--- Start of RECORDS SHOWN ---
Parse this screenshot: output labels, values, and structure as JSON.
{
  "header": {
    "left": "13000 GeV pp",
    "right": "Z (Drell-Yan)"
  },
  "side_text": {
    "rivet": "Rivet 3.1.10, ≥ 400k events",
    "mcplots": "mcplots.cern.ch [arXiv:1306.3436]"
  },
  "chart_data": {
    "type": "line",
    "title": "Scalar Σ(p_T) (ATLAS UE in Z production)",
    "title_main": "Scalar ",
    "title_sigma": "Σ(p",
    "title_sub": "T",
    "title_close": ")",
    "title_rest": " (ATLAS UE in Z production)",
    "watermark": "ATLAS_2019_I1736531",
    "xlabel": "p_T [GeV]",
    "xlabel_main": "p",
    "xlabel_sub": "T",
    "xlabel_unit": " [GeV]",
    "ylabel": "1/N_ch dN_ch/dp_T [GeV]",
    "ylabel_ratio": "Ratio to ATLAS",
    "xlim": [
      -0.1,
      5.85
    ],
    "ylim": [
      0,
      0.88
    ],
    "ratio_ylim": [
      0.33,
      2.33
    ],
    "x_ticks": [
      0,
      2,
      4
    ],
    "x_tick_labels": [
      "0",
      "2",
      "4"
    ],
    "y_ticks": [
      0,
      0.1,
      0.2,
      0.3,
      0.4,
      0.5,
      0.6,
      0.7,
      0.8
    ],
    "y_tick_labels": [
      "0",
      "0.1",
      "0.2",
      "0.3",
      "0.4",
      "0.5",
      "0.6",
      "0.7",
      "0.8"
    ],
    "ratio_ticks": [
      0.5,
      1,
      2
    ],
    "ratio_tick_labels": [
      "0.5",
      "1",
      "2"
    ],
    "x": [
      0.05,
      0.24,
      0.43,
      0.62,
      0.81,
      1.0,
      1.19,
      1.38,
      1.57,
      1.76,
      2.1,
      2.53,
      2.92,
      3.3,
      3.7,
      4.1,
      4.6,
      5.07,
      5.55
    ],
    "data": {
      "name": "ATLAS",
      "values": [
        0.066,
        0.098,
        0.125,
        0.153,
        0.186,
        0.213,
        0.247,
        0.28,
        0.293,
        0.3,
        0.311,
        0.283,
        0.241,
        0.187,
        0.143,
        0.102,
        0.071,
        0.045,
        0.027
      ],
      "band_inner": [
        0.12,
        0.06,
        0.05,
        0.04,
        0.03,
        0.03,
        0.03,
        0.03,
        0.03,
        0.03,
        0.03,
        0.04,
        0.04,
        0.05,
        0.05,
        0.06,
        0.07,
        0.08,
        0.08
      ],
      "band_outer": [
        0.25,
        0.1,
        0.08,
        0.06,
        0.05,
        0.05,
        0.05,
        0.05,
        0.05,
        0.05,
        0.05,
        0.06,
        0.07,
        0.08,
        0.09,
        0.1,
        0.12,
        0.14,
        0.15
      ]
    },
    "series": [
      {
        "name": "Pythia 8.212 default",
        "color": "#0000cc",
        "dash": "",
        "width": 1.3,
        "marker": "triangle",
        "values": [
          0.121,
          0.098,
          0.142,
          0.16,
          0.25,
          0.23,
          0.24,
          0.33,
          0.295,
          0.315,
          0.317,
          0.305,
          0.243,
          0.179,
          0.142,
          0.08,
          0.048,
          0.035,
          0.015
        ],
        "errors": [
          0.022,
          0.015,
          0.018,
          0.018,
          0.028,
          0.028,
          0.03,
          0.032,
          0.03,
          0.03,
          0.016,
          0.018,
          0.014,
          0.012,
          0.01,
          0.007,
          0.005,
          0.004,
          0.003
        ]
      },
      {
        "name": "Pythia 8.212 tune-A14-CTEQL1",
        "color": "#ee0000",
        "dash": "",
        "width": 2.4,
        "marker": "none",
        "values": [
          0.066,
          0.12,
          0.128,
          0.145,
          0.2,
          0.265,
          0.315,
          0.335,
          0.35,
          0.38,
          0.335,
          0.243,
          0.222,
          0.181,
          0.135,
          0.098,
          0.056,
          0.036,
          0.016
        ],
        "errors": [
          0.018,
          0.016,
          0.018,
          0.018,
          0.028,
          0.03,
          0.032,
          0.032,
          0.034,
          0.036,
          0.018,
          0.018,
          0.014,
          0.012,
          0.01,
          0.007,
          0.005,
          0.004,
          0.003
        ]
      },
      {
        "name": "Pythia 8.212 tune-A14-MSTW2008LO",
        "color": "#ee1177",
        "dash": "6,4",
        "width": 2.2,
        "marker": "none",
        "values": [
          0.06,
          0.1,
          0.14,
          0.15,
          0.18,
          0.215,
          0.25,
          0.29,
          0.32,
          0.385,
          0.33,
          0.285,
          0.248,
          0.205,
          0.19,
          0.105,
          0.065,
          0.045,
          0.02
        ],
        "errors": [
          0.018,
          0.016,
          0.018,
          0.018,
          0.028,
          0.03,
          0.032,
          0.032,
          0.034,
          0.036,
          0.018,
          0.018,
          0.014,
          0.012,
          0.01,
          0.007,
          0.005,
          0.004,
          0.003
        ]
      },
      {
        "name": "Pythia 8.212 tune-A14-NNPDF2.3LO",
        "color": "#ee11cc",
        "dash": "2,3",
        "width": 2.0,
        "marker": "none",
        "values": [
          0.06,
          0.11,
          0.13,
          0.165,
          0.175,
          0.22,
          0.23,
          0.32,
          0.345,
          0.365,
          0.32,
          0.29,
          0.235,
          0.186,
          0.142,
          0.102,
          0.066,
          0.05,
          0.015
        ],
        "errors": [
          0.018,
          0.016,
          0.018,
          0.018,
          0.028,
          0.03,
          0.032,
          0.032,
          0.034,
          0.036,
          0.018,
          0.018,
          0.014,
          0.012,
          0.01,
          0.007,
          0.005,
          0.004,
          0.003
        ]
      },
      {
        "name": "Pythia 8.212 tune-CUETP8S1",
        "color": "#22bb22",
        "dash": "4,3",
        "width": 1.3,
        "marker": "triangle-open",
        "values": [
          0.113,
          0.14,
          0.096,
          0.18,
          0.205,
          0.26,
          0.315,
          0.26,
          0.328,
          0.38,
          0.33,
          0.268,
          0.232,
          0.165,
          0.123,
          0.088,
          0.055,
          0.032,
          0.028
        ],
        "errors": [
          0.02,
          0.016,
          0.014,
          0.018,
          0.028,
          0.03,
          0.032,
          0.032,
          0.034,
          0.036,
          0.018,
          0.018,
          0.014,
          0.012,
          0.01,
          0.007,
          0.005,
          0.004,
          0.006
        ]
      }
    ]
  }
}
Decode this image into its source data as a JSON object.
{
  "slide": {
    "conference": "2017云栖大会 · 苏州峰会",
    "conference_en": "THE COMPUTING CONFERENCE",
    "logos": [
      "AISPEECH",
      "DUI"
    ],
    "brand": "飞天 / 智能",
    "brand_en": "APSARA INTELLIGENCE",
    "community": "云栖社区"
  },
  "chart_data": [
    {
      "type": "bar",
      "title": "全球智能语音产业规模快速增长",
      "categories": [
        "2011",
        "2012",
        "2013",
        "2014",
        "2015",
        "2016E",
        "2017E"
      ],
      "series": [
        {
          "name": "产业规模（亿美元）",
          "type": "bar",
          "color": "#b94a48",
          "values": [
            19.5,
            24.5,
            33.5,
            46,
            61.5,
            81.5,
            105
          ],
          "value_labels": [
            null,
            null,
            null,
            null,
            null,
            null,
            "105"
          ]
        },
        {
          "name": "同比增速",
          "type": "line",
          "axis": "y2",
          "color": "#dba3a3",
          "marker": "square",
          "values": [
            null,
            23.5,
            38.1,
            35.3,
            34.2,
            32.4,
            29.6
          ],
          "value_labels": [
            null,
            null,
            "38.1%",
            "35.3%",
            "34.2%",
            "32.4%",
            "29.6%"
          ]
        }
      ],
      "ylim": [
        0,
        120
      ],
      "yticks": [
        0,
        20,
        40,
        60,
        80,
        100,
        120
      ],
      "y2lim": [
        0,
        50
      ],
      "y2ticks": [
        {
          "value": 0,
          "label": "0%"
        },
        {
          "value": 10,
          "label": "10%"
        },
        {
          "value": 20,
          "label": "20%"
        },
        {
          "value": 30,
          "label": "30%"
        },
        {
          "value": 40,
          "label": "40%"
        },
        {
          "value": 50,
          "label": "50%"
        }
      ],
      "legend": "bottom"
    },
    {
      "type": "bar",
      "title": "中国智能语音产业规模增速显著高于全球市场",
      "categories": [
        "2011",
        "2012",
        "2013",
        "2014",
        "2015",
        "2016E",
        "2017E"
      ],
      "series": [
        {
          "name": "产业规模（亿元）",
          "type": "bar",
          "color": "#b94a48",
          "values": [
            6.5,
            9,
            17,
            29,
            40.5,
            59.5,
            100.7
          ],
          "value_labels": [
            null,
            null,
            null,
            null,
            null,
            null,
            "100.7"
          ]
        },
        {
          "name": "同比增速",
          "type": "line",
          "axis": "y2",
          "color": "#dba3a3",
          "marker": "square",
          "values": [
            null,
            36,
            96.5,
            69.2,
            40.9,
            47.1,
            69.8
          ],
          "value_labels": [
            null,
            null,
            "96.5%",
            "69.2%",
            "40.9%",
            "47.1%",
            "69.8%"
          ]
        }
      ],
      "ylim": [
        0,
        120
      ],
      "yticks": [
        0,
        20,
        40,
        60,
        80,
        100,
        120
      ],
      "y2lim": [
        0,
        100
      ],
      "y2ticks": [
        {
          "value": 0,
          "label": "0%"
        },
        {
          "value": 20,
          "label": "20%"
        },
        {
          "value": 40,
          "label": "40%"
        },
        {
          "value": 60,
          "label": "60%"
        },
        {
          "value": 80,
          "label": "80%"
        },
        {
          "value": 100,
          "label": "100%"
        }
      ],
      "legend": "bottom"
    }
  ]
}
--- End of RECORDS SHOWN ---
▶ _TO BE DONE_
Find how many lines in the material hold the word "name" and state that number alone.

▶ _SOLUTION BELOW_
10